Exactly as given, repeat all of the entries.
─── Given data ───
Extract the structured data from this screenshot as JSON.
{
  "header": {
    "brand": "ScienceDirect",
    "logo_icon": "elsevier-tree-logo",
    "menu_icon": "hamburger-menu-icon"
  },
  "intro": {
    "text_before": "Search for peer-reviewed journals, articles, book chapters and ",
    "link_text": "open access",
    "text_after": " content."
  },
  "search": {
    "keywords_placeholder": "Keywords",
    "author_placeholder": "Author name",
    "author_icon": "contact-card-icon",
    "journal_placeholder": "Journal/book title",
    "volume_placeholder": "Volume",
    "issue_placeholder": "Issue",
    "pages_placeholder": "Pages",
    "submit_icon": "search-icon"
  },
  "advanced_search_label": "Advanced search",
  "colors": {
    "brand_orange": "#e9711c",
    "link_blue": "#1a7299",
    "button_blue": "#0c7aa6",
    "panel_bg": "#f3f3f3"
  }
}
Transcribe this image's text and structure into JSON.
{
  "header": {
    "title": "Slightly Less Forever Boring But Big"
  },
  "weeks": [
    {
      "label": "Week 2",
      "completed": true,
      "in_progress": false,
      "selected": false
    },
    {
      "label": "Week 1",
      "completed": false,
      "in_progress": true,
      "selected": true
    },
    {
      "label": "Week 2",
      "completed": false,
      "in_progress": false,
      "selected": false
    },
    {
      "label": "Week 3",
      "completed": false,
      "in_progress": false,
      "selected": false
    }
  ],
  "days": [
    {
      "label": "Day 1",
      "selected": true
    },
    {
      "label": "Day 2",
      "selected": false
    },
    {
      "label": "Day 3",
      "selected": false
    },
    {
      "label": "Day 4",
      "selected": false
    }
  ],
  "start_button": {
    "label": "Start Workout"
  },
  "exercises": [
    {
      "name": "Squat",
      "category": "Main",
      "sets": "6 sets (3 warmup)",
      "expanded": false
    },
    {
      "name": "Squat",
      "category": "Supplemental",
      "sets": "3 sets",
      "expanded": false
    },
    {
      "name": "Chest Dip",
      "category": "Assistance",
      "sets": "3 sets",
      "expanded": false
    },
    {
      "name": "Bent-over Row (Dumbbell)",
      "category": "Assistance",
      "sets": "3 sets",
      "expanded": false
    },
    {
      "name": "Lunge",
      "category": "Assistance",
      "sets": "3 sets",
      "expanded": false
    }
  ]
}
───
Written reply:
Extract the structured data from this screenshot as JSON.
{
  "header": {
    "brand": "ScienceDirect",
    "logo_icon": "elsevier-tree-logo",
    "menu_icon": "hamburger-menu-icon"
  },
  "intro": {
    "text_before": "Search for peer-reviewed journals, articles, book chapters and ",
    "link_text": "open access",
    "text_after": " content."
  },
  "search": {
    "keywords_placeholder": "Keywords",
    "author_placeholder": "Author name",
    "author_icon": "contact-card-icon",
    "journal_placeholder": "Journal/book title",
    "volume_placeholder": "Volume",
    "issue_placeholder": "Issue",
    "pages_placeholder": "Pages",
    "submit_icon": "search-icon"
  },
  "advanced_search_label": "Advanced search",
  "colors": {
    "brand_orange": "#e9711c",
    "link_blue": "#1a7299",
    "button_blue": "#0c7aa6",
    "panel_bg": "#f3f3f3"
  }
}
Transcribe this image's text and structure into JSON.
{
  "header": {
    "title": "Slightly Less Forever Boring But Big"
  },
  "weeks": [
    {
      "label": "Week 2",
      "completed": true,
      "in_progress": false,
      "selected": false
    },
    {
      "label": "Week 1",
      "completed": false,
      "in_progress": true,
      "selected": true
    },
    {
      "label": "Week 2",
      "completed": false,
      "in_progress": false,
      "selected": false
    },
    {
      "label": "Week 3",
      "completed": false,
      "in_progress": false,
      "selected": false
    }
  ],
  "days": [
    {
      "label": "Day 1",
      "selected": true
    },
    {
      "label": "Day 2",
      "selected": false
    },
    {
      "label": "Day 3",
      "selected": false
    },
    {
      "label": "Day 4",
      "selected": false
    }
  ],
  "start_button": {
    "label": "Start Workout"
  },
  "exercises": [
    {
      "name": "Squat",
      "category": "Main",
      "sets": "6 sets (3 warmup)",
      "expanded": false
    },
    {
      "name": "Squat",
      "category": "Supplemental",
      "sets": "3 sets",
      "expanded": false
    },
    {
      "name": "Chest Dip",
      "category": "Assistance",
      "sets": "3 sets",
      "expanded": false
    },
    {
      "name": "Bent-over Row (Dumbbell)",
      "category": "Assistance",
      "sets": "3 sets",
      "expanded": false
    },
    {
      "name": "Lunge",
      "category": "Assistance",
      "sets": "3 sets",
      "expanded": false
    }
  ]
}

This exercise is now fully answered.